(Items from a data source)
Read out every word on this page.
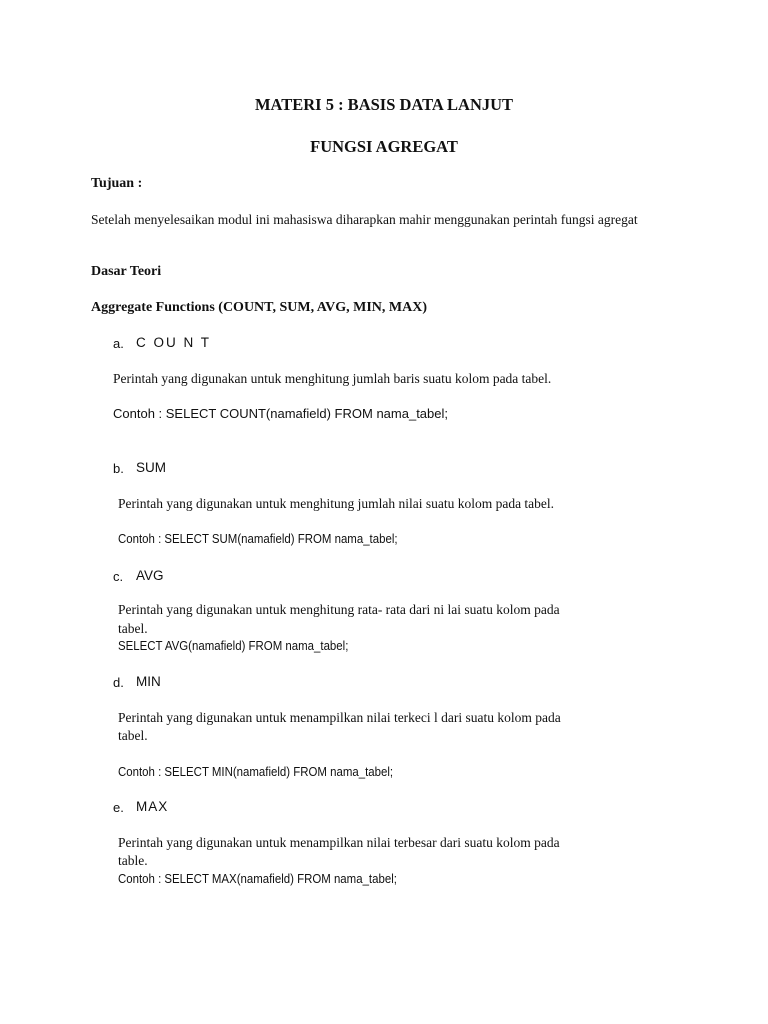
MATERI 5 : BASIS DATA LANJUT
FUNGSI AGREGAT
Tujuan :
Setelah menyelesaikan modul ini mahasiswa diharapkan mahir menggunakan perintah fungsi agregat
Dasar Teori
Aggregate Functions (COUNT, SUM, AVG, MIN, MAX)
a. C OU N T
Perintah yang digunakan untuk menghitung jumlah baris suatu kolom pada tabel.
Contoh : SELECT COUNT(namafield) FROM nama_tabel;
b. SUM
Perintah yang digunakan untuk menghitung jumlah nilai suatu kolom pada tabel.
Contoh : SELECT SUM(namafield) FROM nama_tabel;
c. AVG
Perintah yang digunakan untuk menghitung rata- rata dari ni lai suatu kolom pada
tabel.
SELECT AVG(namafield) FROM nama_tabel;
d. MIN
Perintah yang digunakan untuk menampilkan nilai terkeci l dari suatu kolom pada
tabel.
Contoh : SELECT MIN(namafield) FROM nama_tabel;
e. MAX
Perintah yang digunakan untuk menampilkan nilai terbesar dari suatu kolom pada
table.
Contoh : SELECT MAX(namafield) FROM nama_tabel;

TO DO: Your task is to retype all the entries exactly and leave out any pictures.

OUTPUT FOR THIS TASK:
Read out every word on this page.
MATERI 5 : BASIS DATA LANJUT
FUNGSI AGREGAT
Tujuan :
Setelah menyelesaikan modul ini mahasiswa diharapkan mahir menggunakan perintah fungsi agregat
Dasar Teori
Aggregate Functions (COUNT, SUM, AVG, MIN, MAX)
a. C OU N T
Perintah yang digunakan untuk menghitung jumlah baris suatu kolom pada tabel.
Contoh : SELECT COUNT(namafield) FROM nama_tabel;
b. SUM
Perintah yang digunakan untuk menghitung jumlah nilai suatu kolom pada tabel.
Contoh : SELECT SUM(namafield) FROM nama_tabel;
c. AVG
Perintah yang digunakan untuk menghitung rata- rata dari ni lai suatu kolom pada
tabel.
SELECT AVG(namafield) FROM nama_tabel;
d. MIN
Perintah yang digunakan untuk menampilkan nilai terkeci l dari suatu kolom pada
tabel.
Contoh : SELECT MIN(namafield) FROM nama_tabel;
e. MAX
Perintah yang digunakan untuk menampilkan nilai terbesar dari suatu kolom pada
table.
Contoh : SELECT MAX(namafield) FROM nama_tabel;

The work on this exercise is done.